» **WRITTEN EXERCISE**:
Scan the lines below for the string "aaral" and copy every one that has it.

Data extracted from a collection
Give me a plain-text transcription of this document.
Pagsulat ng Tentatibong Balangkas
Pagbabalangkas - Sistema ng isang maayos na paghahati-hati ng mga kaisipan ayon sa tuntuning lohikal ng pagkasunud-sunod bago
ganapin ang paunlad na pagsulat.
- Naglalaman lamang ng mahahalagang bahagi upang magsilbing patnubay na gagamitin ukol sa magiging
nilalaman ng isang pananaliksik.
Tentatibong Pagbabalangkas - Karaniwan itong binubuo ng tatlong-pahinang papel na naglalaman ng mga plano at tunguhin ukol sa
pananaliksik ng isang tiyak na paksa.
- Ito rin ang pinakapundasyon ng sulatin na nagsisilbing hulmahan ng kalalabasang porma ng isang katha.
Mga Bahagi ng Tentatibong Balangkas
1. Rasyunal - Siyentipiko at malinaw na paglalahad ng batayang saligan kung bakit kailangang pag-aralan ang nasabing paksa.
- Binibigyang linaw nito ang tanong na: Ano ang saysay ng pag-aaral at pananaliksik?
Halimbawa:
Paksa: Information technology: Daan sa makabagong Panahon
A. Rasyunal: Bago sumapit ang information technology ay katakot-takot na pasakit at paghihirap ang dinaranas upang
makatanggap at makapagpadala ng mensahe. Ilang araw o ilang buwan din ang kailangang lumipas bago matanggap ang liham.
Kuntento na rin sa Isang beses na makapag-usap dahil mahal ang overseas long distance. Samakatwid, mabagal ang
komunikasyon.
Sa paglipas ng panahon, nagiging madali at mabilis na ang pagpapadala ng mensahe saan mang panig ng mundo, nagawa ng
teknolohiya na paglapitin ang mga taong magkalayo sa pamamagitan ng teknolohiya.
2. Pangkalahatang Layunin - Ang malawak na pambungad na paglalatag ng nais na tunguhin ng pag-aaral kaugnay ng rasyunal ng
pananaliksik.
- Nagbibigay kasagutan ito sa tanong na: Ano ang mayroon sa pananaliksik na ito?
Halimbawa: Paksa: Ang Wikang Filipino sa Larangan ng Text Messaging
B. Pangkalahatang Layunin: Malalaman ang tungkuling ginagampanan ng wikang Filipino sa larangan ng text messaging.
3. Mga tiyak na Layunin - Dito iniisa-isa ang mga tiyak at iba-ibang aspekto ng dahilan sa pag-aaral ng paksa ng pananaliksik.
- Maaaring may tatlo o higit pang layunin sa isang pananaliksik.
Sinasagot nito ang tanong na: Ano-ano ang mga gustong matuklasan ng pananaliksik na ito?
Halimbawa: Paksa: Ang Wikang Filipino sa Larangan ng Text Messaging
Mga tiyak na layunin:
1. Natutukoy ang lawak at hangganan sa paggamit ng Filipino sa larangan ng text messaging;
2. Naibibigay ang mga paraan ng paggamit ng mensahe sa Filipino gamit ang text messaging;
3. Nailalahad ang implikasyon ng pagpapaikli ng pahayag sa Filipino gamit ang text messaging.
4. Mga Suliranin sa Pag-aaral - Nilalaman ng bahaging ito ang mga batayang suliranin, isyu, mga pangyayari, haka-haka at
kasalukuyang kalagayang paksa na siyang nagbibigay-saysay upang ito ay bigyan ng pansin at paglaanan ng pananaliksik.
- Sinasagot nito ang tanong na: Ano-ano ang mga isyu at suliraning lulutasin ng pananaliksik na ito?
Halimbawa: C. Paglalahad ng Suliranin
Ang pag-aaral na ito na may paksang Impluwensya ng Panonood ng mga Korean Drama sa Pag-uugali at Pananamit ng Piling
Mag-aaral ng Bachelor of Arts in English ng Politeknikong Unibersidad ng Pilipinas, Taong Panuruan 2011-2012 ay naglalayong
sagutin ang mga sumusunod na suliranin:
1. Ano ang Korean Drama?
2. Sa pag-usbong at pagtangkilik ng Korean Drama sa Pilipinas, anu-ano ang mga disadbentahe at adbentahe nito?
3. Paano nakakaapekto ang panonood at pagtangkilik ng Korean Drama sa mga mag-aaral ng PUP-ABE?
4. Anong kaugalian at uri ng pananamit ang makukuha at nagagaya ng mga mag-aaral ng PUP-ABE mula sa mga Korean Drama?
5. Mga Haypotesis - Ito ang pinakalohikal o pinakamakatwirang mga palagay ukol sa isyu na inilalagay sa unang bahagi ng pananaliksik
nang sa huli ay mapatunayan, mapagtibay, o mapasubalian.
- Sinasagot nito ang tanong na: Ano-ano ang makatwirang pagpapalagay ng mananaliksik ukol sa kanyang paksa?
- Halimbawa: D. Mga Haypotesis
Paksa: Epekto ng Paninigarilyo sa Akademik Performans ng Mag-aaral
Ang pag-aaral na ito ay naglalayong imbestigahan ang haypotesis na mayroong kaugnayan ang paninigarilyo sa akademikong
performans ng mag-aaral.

» **RESULT OF THE TASK**:
- Binibigyang linaw nito ang tanong na: Ano ang saysay ng pag-aaral at pananaliksik?
2. Pangkalahatang Layunin - Ang malawak na pambungad na paglalatag ng nais na tunguhin ng pag-aaral kaugnay ng rasyunal ng
3. Mga tiyak na Layunin - Dito iniisa-isa ang mga tiyak at iba-ibang aspekto ng dahilan sa pag-aaral ng paksa ng pananaliksik.
4. Mga Suliranin sa Pag-aaral - Nilalaman ng bahaging ito ang mga batayang suliranin, isyu, mga pangyayari, haka-haka at
Ang pag-aaral na ito na may paksang Impluwensya ng Panonood ng mga Korean Drama sa Pag-uugali at Pananamit ng Piling
Mag-aaral ng Bachelor of Arts in English ng Politeknikong Unibersidad ng Pilipinas, Taong Panuruan 2011-2012 ay naglalayong
3. Paano nakakaapekto ang panonood at pagtangkilik ng Korean Drama sa mga mag-aaral ng PUP-ABE?
4. Anong kaugalian at uri ng pananamit ang makukuha at nagagaya ng mga mag-aaral ng PUP-ABE mula sa mga Korean Drama?
Paksa: Epekto ng Paninigarilyo sa Akademik Performans ng Mag-aaral
Ang pag-aaral na ito ay naglalayong imbestigahan ang haypotesis na mayroong kaugnayan ang paninigarilyo sa akademikong
performans ng mag-aaral.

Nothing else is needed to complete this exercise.